**SET TASK A**
In the Rolling Thunder Revue passage, what name did Bob Neuwirth give the core players?
**SET TASK B**
Please continue the Rolling Thunder Revue passage from its last line.

The idea of forming a new touring band, which would eventually be known as the Rolling Thunder Revue, flowed from watching Smith interact with her loose and adventuresome group. Acting quickly, enlisting his friend Bob Neuwirth to gather a basic backing band, by Oct. 30 Dylan was able to debut his new carnival-like concept in Plymouth, Mass. with Joan Baez, Ramblin’ Jack Elliott and Neuwirth listed on promotional posters and advertisements, just under his own name. Neuwirth called the core players “Guam,” thinking the name evoked a tropical paradise.

Over the life of the Revue, which lasted until December 8 on the first leg and from April 18 to May 25 during the spring 1976 trek of 22 shows, there were numerous (often unannounced) guests, including Joni Mitchell, Gordon Lightfoot, Roger McGuinn, Kinky Friedman and Allen Ginsberg. “Guam” expanded and contracted according to Dylan’s musical needs and whims, but among the core musicians were Rob Stoner on bass, guitarists Steve Soles, T Bone Burnett and Mick Ronson, drummer Howie Wyeth, multi-instrumentalist David Mansfield, vocalist Ronee Blakley and, perhaps most crucially, violinist Scarlet Rivera.

Bob Dylan in 1975 (Photo by Ken Regan, used with permission)

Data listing
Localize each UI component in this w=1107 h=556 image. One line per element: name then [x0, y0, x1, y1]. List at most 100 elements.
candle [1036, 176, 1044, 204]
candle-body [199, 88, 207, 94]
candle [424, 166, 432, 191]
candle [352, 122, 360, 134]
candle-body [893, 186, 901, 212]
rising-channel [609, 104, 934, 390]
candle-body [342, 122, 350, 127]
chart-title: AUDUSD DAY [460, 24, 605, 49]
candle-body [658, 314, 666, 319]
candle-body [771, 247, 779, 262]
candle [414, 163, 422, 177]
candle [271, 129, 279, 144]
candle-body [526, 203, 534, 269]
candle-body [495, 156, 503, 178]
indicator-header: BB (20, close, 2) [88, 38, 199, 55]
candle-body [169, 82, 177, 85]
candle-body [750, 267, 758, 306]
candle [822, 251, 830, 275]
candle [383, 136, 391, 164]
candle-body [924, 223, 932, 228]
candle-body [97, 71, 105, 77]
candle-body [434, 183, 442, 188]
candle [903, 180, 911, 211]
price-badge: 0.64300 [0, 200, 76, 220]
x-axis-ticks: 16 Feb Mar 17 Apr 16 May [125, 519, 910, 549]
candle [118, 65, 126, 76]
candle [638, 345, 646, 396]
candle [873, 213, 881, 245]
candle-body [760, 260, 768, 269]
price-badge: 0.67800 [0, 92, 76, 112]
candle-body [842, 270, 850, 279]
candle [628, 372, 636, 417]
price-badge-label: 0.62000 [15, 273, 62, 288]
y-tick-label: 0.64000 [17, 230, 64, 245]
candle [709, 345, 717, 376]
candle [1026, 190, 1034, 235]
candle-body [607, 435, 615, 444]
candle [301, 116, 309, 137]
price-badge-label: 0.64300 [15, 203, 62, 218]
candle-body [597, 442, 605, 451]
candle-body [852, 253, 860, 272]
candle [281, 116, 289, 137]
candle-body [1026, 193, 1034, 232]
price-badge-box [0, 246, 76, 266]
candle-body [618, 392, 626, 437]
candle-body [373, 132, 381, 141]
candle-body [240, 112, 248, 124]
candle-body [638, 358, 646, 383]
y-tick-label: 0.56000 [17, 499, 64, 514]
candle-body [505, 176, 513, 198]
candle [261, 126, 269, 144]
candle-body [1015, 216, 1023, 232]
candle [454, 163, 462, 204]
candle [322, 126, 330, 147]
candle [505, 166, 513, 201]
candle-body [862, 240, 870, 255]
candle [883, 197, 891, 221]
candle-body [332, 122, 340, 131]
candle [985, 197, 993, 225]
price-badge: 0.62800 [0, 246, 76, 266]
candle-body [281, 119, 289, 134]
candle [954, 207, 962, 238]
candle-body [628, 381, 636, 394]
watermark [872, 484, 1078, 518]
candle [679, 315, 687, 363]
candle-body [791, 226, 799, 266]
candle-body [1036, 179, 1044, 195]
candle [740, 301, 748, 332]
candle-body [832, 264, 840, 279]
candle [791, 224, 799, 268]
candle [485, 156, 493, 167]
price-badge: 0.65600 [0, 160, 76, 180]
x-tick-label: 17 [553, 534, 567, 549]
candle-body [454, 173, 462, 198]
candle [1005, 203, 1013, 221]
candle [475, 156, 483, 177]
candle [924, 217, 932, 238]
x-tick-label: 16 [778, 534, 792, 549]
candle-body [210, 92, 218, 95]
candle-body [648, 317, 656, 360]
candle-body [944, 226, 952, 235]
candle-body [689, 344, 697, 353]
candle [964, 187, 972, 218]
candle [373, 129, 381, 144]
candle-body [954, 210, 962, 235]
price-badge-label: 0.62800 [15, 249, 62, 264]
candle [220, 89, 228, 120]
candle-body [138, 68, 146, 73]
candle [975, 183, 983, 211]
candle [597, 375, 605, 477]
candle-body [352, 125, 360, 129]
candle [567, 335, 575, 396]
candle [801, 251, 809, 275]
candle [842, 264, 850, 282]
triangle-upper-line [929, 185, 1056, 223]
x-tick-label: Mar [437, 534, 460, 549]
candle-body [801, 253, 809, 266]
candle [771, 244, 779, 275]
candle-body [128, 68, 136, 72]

**FINAL ANSWER A**
He called them "Guam."

**FINAL ANSWER B**
In keeping with the surprising-but-true nature of much of what swirled around Dylan in 1975-76, he’d been tooling around Greenwich Village in the back of a limousine when he spotted the striking brunette Rivera walking down the sidewalk carrying a violin case. Pulling over, he talked to her a bit, and invited her to his rehearsal studio, where she spent the afternoon playing ad-hoc additions to some new songs he wanted to run through, several of which he’d recently co-written with the theatre director and songwriter Jacques Levy. “If I had crossed the street seconds earlier,” she later said, “it never would have happened.”

Dylan with Joan Baez during the Rolling Thunder Revue.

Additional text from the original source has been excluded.